### What you will do
Look through the data below and return each line where "számú" appears.

### Data lines
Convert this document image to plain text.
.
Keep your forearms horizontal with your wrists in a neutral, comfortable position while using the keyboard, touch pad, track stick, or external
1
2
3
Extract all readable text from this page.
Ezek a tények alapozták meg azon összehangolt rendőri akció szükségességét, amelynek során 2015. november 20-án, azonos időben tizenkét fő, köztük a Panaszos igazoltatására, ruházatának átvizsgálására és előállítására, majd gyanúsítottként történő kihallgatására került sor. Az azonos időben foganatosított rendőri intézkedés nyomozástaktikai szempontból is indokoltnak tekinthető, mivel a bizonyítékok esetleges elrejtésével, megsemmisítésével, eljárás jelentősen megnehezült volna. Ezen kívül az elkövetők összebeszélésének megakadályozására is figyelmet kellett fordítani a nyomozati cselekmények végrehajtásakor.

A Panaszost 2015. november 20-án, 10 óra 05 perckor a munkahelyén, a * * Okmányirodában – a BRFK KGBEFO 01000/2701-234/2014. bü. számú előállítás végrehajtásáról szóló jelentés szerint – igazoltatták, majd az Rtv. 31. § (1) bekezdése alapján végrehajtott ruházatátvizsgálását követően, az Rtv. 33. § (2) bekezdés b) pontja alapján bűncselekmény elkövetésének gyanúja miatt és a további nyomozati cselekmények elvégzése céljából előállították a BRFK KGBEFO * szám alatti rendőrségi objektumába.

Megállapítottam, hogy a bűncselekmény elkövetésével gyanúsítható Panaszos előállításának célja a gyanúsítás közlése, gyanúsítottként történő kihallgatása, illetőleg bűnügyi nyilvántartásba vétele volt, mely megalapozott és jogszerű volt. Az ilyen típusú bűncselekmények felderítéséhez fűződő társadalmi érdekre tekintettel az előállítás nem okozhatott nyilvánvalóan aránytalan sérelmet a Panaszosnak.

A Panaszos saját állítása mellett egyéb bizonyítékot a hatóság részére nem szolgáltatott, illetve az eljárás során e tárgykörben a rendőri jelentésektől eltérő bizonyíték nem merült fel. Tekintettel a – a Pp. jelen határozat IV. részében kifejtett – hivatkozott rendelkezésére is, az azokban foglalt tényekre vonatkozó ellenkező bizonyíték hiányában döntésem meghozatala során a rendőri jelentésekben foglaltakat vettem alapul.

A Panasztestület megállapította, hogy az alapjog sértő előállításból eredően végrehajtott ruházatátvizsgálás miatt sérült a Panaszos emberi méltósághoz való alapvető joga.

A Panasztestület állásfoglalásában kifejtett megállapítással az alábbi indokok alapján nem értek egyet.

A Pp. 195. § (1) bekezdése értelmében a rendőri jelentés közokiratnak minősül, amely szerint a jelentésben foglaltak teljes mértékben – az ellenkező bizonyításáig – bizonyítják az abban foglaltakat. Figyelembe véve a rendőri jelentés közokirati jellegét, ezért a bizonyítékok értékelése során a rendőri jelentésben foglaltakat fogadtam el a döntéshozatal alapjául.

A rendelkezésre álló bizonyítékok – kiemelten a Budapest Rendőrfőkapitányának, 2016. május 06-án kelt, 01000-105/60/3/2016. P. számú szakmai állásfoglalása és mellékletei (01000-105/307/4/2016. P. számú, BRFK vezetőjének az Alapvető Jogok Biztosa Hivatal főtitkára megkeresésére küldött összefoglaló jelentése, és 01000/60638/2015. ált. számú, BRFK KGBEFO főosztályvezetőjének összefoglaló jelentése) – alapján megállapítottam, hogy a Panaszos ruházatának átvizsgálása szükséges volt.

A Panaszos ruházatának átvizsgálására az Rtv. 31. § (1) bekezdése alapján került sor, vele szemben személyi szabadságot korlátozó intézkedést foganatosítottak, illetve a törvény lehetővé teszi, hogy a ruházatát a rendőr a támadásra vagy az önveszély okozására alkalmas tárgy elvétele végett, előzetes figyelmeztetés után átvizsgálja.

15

### Finished answer
A Panaszost 2015. november 20-án, 10 óra 05 perckor a munkahelyén, a * * Okmányirodában – a BRFK KGBEFO 01000/2701-234/2014. bü. számú előállítás végrehajtásáról szóló jelentés szerint – igazoltatták, majd az Rtv. 31. § (1) bekezdése alapján végrehajtott ruházatátvizsgálását követően, az Rtv. 33. § (2) bekezdés b) pontja alapján bűncselekmény elkövetésének gyanúja miatt és a további nyomozati cselekmények elvégzése céljából előállították a BRFK KGBEFO * szám alatti rendőrségi objektumába.
A rendelkezésre álló bizonyítékok – kiemelten a Budapest Rendőrfőkapitányának, 2016. május 06-án kelt, 01000-105/60/3/2016. P. számú szakmai állásfoglalása és mellékletei (01000-105/307/4/2016. P. számú, BRFK vezetőjének az Alapvető Jogok Biztosa Hivatal főtitkára megkeresésére küldött összefoglaló jelentése, és 01000/60638/2015. ált. számú, BRFK KGBEFO főosztályvezetőjének összefoglaló jelentése) – alapján megállapítottam, hogy a Panaszos ruházatának átvizsgálása szükséges volt.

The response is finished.